§ **Problem statement**
Can you write out the whole listing exactly?

§ **Data**
------------------------------------
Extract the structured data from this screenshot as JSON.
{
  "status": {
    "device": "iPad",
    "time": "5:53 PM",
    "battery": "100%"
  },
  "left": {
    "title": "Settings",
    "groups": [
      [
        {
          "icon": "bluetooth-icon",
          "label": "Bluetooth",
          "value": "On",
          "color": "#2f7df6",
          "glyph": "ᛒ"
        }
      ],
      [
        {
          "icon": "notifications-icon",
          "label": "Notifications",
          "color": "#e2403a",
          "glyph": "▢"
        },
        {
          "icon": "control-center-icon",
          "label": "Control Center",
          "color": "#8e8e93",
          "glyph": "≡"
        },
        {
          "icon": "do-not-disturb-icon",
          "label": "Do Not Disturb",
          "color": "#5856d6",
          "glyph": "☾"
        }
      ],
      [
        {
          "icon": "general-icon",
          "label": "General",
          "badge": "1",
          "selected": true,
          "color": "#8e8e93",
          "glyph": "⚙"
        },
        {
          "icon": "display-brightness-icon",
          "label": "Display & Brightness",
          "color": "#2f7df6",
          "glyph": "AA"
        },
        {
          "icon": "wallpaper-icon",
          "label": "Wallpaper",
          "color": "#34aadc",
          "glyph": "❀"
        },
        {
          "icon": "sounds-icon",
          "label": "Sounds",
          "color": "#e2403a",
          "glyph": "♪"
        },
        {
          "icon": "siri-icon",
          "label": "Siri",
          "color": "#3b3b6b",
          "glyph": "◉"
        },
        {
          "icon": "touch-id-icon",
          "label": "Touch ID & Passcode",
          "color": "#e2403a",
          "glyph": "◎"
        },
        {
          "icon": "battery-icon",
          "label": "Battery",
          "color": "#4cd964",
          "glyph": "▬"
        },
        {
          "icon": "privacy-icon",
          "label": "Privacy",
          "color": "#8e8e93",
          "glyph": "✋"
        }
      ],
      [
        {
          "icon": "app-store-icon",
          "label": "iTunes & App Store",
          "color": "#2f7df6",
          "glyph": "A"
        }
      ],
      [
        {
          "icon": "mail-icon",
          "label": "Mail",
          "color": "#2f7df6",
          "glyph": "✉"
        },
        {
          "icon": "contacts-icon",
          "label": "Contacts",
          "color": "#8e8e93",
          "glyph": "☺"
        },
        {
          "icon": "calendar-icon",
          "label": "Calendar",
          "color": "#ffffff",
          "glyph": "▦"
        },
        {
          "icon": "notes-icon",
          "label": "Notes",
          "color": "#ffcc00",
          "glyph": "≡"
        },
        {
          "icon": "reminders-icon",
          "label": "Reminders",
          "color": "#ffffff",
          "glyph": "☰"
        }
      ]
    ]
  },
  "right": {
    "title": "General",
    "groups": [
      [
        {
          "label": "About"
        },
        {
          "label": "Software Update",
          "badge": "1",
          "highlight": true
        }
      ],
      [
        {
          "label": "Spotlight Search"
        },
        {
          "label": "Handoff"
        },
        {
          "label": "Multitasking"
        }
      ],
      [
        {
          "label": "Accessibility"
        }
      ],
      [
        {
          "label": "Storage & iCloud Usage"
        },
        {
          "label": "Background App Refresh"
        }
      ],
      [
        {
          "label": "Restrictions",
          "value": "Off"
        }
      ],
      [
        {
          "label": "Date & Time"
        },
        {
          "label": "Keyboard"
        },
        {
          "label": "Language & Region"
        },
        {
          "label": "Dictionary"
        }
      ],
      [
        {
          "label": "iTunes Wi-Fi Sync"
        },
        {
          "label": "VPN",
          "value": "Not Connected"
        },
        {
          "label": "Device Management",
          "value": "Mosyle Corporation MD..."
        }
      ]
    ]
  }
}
------------------------------------
§ **Answer for this exercise**
Extract the structured data from this screenshot as JSON.
{
  "status": {
    "device": "iPad",
    "time": "5:53 PM",
    "battery": "100%"
  },
  "left": {
    "title": "Settings",
    "groups": [
      [
        {
          "icon": "bluetooth-icon",
          "label": "Bluetooth",
          "value": "On",
          "color": "#2f7df6",
          "glyph": "ᛒ"
        }
      ],
      [
        {
          "icon": "notifications-icon",
          "label": "Notifications",
          "color": "#e2403a",
          "glyph": "▢"
        },
        {
          "icon": "control-center-icon",
          "label": "Control Center",
          "color": "#8e8e93",
          "glyph": "≡"
        },
        {
          "icon": "do-not-disturb-icon",
          "label": "Do Not Disturb",
          "color": "#5856d6",
          "glyph": "☾"
        }
      ],
      [
        {
          "icon": "general-icon",
          "label": "General",
          "badge": "1",
          "selected": true,
          "color": "#8e8e93",
          "glyph": "⚙"
        },
        {
          "icon": "display-brightness-icon",
          "label": "Display & Brightness",
          "color": "#2f7df6",
          "glyph": "AA"
        },
        {
          "icon": "wallpaper-icon",
          "label": "Wallpaper",
          "color": "#34aadc",
          "glyph": "❀"
        },
        {
          "icon": "sounds-icon",
          "label": "Sounds",
          "color": "#e2403a",
          "glyph": "♪"
        },
        {
          "icon": "siri-icon",
          "label": "Siri",
          "color": "#3b3b6b",
          "glyph": "◉"
        },
        {
          "icon": "touch-id-icon",
          "label": "Touch ID & Passcode",
          "color": "#e2403a",
          "glyph": "◎"
        },
        {
          "icon": "battery-icon",
          "label": "Battery",
          "color": "#4cd964",
          "glyph": "▬"
        },
        {
          "icon": "privacy-icon",
          "label": "Privacy",
          "color": "#8e8e93",
          "glyph": "✋"
        }
      ],
      [
        {
          "icon": "app-store-icon",
          "label": "iTunes & App Store",
          "color": "#2f7df6",
          "glyph": "A"
        }
      ],
      [
        {
          "icon": "mail-icon",
          "label": "Mail",
          "color": "#2f7df6",
          "glyph": "✉"
        },
        {
          "icon": "contacts-icon",
          "label": "Contacts",
          "color": "#8e8e93",
          "glyph": "☺"
        },
        {
          "icon": "calendar-icon",
          "label": "Calendar",
          "color": "#ffffff",
          "glyph": "▦"
        },
        {
          "icon": "notes-icon",
          "label": "Notes",
          "color": "#ffcc00",
          "glyph": "≡"
        },
        {
          "icon": "reminders-icon",
          "label": "Reminders",
          "color": "#ffffff",
          "glyph": "☰"
        }
      ]
    ]
  },
  "right": {
    "title": "General",
    "groups": [
      [
        {
          "label": "About"
        },
        {
          "label": "Software Update",
          "badge": "1",
          "highlight": true
        }
      ],
      [
        {
          "label": "Spotlight Search"
        },
        {
          "label": "Handoff"
        },
        {
          "label": "Multitasking"
        }
      ],
      [
        {
          "label": "Accessibility"
        }
      ],
      [
        {
          "label": "Storage & iCloud Usage"
        },
        {
          "label": "Background App Refresh"
        }
      ],
      [
        {
          "label": "Restrictions",
          "value": "Off"
        }
      ],
      [
        {
          "label": "Date & Time"
        },
        {
          "label": "Keyboard"
        },
        {
          "label": "Language & Region"
        },
        {
          "label": "Dictionary"
        }
      ],
      [
        {
          "label": "iTunes Wi-Fi Sync"
        },
        {
          "label": "VPN",
          "value": "Not Connected"
        },
        {
          "label": "Device Management",
          "value": "Mosyle Corporation MD..."
        }
      ]
    ]
  }
}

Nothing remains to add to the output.